> GIVEN INSTRUCTION: Set down each record below precisely, skipping the pictures.

> ENTRIES SHOWN:
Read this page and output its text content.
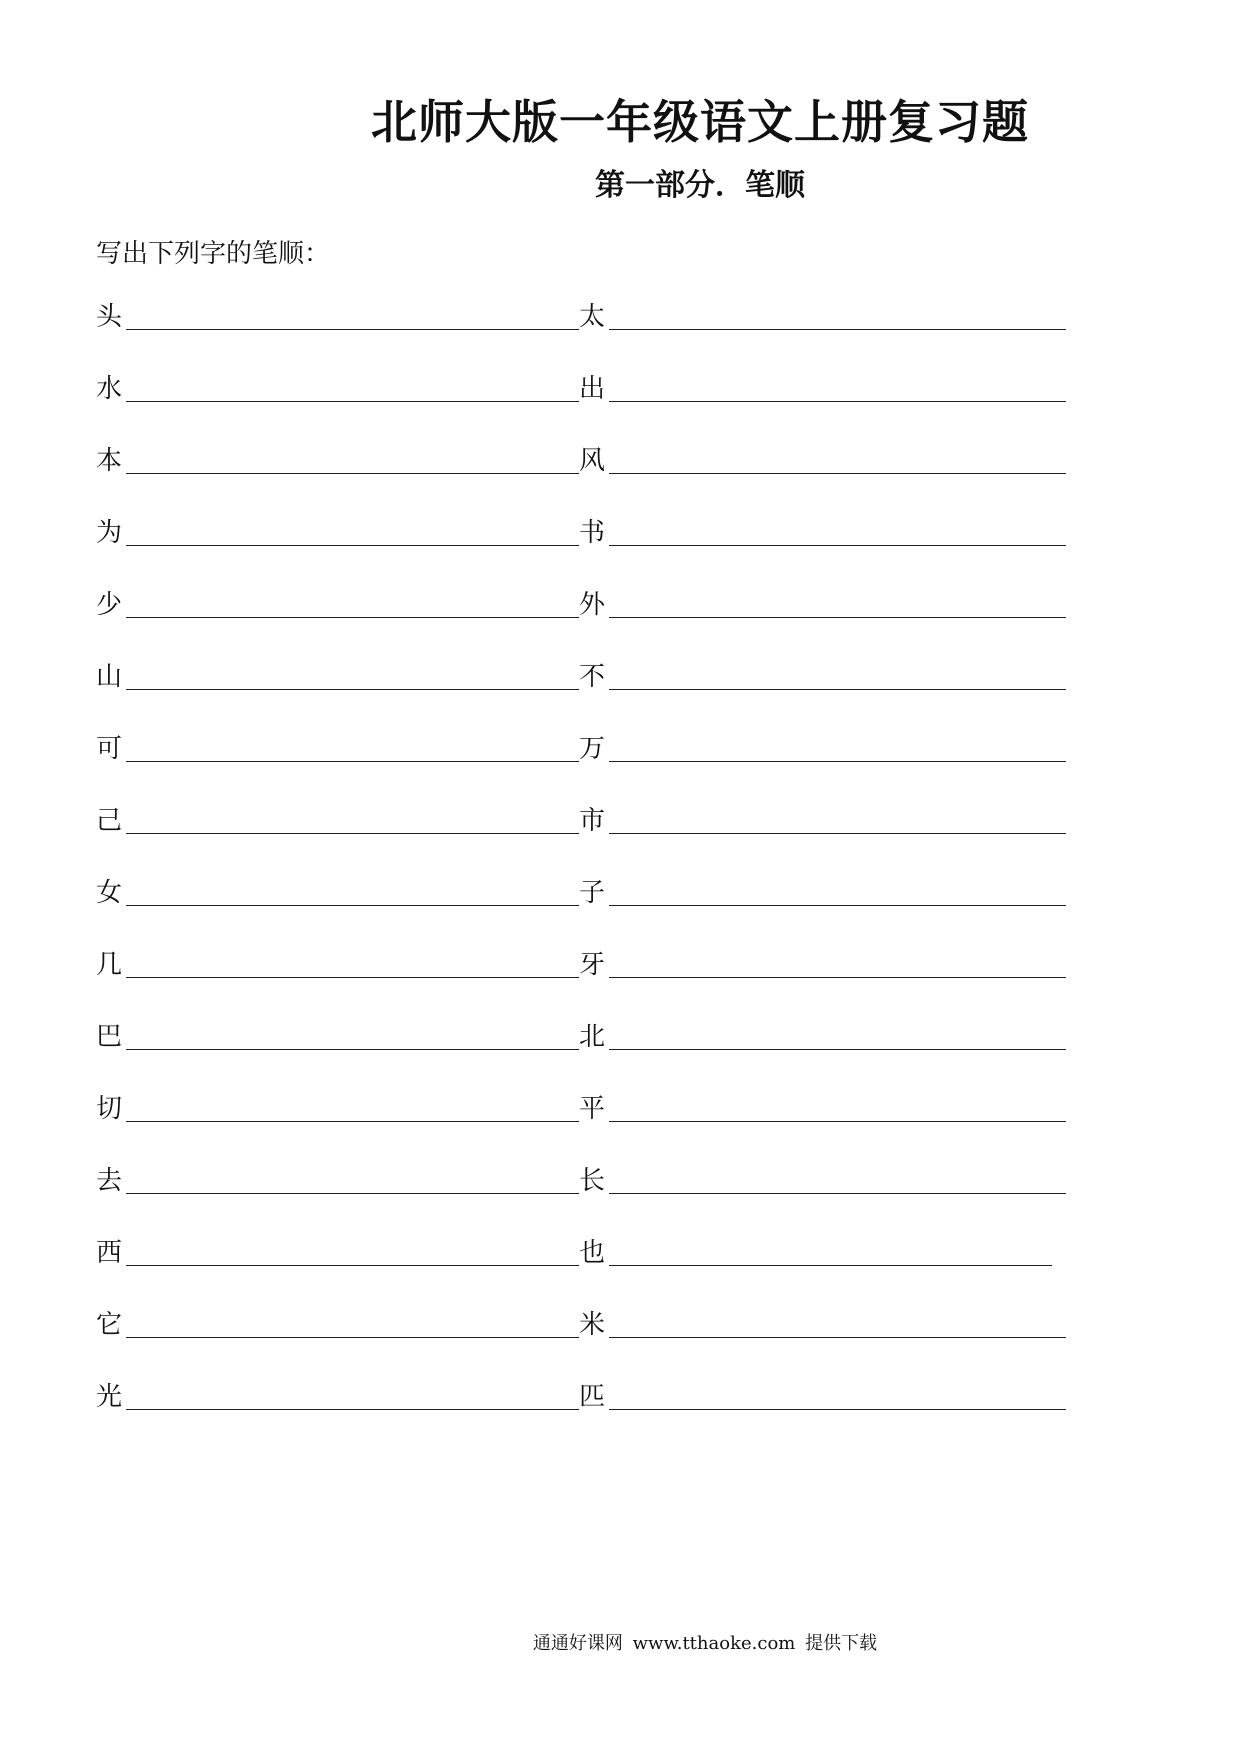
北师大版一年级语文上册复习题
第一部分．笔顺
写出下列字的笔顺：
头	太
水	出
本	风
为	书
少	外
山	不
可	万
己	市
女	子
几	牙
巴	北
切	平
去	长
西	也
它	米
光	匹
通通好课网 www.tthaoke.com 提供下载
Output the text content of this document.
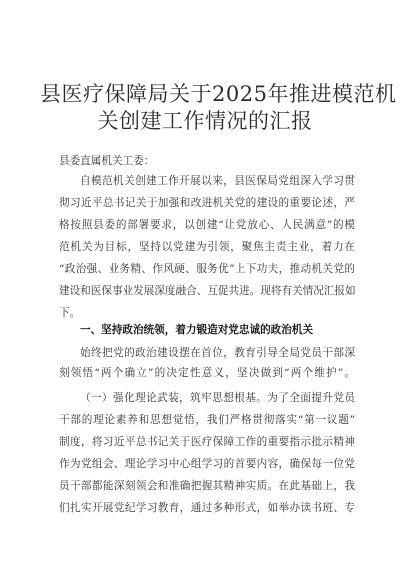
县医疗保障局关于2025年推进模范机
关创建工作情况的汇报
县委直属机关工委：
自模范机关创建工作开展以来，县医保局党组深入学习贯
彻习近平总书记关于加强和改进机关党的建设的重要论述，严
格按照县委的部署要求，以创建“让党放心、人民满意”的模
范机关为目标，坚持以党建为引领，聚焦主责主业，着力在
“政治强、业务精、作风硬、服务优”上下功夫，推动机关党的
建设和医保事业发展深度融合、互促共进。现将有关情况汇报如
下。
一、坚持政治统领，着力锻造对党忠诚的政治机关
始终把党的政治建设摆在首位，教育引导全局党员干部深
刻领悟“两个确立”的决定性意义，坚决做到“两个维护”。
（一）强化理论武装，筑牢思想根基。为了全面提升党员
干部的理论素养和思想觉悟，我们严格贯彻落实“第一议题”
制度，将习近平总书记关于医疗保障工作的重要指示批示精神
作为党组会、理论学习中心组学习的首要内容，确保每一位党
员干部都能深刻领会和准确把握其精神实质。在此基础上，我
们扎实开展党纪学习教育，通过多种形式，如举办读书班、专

> SOLUTION TO THIS EXERCISE:
Read this page and output its text content.
北师大版一年级语文上册复习题
第一部分．笔顺
写出下列字的笔顺：
头	太
水	出
本	风
为	书
少	外
山	不
可	万
己	市
女	子
几	牙
巴	北
切	平
去	长
西	也
它	米
光	匹
通通好课网 www.tthaoke.com 提供下载
Output the text content of this document.
县医疗保障局关于2025年推进模范机
关创建工作情况的汇报
县委直属机关工委：
自模范机关创建工作开展以来，县医保局党组深入学习贯
彻习近平总书记关于加强和改进机关党的建设的重要论述，严
格按照县委的部署要求，以创建“让党放心、人民满意”的模
范机关为目标，坚持以党建为引领，聚焦主责主业，着力在
“政治强、业务精、作风硬、服务优”上下功夫，推动机关党的
建设和医保事业发展深度融合、互促共进。现将有关情况汇报如
下。
一、坚持政治统领，着力锻造对党忠诚的政治机关
始终把党的政治建设摆在首位，教育引导全局党员干部深
刻领悟“两个确立”的决定性意义，坚决做到“两个维护”。
（一）强化理论武装，筑牢思想根基。为了全面提升党员
干部的理论素养和思想觉悟，我们严格贯彻落实“第一议题”
制度，将习近平总书记关于医疗保障工作的重要指示批示精神
作为党组会、理论学习中心组学习的首要内容，确保每一位党
员干部都能深刻领会和准确把握其精神实质。在此基础上，我
们扎实开展党纪学习教育，通过多种形式，如举办读书班、专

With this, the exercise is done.